**Figure record extracts:**
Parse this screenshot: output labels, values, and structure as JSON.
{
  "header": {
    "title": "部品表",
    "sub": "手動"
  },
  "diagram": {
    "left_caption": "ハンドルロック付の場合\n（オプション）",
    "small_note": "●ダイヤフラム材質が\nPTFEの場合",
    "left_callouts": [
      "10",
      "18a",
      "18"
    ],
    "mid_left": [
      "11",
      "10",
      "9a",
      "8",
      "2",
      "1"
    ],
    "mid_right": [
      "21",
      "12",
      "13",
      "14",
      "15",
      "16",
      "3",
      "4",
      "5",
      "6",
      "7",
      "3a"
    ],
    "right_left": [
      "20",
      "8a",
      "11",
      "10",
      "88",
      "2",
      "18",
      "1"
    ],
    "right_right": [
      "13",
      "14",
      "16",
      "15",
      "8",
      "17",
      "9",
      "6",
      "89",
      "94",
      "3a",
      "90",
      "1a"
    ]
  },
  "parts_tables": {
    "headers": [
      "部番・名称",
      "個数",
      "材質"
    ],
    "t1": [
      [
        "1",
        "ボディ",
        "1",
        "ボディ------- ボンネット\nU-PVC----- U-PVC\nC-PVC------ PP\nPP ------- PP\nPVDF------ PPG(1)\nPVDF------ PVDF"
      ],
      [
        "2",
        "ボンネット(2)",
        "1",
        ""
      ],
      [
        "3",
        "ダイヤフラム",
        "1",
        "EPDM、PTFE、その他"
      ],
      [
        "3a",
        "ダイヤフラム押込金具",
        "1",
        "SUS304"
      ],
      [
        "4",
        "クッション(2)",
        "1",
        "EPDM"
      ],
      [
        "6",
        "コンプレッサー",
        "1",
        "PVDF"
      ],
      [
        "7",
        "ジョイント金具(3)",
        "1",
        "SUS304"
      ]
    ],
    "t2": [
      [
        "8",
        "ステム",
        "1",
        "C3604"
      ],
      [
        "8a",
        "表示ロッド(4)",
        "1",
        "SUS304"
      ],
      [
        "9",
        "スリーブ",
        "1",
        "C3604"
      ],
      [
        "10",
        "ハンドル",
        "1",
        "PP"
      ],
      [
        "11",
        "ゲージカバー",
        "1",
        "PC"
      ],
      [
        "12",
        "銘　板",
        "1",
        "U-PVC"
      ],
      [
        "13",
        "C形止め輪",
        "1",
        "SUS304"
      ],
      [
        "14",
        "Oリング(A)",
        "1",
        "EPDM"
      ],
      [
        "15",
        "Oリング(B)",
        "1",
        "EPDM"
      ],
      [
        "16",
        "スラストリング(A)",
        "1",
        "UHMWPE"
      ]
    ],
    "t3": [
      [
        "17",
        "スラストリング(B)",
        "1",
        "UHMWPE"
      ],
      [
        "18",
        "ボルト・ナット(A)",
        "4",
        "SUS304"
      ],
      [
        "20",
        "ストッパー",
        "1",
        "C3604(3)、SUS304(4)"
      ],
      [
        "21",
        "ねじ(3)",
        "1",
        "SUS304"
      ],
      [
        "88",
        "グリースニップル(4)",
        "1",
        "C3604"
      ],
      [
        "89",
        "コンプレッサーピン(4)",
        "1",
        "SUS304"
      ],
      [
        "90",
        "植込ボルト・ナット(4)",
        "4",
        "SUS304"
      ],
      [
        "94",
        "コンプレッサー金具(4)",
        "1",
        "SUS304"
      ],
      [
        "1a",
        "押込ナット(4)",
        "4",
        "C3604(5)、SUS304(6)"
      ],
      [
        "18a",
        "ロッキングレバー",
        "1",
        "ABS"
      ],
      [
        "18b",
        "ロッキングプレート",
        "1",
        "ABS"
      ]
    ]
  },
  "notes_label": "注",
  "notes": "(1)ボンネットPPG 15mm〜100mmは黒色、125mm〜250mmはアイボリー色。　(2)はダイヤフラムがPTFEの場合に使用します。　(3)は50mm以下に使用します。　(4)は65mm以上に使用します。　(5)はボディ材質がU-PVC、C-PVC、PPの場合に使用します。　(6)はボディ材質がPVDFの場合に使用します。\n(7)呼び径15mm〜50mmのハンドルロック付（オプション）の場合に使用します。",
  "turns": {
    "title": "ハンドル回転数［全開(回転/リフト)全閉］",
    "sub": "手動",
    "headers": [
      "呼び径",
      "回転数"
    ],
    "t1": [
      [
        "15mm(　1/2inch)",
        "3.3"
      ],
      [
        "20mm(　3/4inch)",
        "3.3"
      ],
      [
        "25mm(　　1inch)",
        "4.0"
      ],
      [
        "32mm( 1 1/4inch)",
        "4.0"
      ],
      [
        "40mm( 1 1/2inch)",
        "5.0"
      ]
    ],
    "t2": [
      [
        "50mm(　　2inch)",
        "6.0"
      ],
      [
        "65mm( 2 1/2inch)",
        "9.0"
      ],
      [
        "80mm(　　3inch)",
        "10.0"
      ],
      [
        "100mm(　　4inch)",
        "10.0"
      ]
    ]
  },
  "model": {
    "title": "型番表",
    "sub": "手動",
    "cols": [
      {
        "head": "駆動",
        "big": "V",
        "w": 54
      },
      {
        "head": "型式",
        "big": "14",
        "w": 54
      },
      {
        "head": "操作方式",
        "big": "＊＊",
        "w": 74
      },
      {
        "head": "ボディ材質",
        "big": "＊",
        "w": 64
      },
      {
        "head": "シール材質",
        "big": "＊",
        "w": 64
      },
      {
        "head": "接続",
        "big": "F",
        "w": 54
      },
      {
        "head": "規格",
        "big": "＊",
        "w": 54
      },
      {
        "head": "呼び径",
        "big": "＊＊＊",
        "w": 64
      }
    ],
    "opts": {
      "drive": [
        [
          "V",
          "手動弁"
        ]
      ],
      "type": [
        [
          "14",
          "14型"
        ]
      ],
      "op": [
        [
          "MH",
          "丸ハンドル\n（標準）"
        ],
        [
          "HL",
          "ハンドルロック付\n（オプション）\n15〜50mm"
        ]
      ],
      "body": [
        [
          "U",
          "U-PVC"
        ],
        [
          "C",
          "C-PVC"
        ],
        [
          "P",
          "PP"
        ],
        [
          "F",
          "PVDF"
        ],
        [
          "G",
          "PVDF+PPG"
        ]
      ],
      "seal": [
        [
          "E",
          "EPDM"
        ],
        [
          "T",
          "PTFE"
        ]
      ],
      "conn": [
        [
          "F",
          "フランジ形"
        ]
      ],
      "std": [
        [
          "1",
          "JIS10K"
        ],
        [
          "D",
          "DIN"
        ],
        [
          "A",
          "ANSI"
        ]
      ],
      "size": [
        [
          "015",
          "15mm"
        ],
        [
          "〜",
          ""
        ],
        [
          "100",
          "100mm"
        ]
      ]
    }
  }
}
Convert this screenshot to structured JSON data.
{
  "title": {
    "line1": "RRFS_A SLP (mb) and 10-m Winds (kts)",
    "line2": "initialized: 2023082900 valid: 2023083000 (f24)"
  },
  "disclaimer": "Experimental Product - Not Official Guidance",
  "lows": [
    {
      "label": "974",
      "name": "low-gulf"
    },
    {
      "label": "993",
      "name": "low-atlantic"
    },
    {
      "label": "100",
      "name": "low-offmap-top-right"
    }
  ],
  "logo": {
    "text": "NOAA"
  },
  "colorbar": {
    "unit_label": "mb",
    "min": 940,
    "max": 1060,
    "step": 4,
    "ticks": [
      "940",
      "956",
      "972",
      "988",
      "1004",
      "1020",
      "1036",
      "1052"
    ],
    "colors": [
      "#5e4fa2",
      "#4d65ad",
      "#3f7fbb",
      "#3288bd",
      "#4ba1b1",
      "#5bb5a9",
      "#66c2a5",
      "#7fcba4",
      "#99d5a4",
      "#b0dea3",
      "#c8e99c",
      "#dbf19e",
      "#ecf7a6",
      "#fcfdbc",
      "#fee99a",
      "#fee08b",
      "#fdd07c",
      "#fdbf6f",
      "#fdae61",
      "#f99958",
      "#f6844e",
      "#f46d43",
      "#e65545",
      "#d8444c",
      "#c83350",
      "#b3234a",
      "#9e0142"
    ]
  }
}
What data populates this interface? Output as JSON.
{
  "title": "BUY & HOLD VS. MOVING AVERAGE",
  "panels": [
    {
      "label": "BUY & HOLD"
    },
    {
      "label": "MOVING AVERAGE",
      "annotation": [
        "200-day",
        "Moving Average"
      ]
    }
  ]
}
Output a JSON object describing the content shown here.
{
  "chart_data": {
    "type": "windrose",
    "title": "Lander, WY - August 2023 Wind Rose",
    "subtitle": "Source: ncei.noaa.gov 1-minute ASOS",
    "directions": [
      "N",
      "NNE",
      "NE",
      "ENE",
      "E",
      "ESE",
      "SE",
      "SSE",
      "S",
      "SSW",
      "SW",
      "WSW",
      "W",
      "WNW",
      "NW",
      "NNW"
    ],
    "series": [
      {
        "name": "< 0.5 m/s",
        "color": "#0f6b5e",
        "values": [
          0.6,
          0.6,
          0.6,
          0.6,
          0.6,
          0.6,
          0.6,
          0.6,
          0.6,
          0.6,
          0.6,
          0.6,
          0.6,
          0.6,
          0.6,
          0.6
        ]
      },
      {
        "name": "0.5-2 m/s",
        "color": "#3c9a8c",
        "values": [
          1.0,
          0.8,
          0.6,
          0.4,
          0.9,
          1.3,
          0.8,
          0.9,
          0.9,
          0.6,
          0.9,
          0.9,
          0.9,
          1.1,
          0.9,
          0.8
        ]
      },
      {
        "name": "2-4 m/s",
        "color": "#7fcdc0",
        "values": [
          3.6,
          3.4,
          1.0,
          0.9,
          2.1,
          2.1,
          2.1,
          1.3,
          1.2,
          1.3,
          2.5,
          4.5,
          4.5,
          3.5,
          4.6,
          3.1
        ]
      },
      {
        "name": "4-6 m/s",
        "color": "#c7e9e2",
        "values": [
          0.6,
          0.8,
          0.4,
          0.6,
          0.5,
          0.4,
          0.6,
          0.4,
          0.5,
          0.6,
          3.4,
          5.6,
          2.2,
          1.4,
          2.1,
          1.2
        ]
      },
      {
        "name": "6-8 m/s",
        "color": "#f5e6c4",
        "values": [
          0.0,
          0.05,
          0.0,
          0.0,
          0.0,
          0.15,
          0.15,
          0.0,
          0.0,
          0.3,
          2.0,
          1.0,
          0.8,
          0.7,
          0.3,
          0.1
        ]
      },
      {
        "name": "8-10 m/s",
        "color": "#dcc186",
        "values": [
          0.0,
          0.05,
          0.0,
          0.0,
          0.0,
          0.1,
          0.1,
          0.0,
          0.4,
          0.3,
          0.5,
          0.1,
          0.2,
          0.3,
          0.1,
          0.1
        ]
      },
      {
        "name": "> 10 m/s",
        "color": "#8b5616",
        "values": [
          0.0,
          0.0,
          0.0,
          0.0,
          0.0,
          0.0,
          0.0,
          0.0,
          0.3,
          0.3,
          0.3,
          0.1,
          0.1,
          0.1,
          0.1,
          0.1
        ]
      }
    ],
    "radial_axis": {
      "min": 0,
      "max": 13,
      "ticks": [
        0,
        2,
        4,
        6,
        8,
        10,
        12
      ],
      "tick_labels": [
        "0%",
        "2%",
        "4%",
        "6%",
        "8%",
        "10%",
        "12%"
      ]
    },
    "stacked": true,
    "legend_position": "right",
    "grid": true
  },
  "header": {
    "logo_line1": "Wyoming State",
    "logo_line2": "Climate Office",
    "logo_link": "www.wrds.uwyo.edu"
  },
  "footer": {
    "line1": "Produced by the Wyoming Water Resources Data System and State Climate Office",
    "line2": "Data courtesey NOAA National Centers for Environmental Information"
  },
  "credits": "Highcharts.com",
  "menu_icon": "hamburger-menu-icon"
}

**TASK OBJECTIVE:** Lines of the material that contain the word "Climate" are to be gathered.

**SOLUTION FOR THIS PROBLEM:**
    "logo_line2": "Climate Office",
    "line1": "Produced by the Wyoming Water Resources Data System and State Climate Office",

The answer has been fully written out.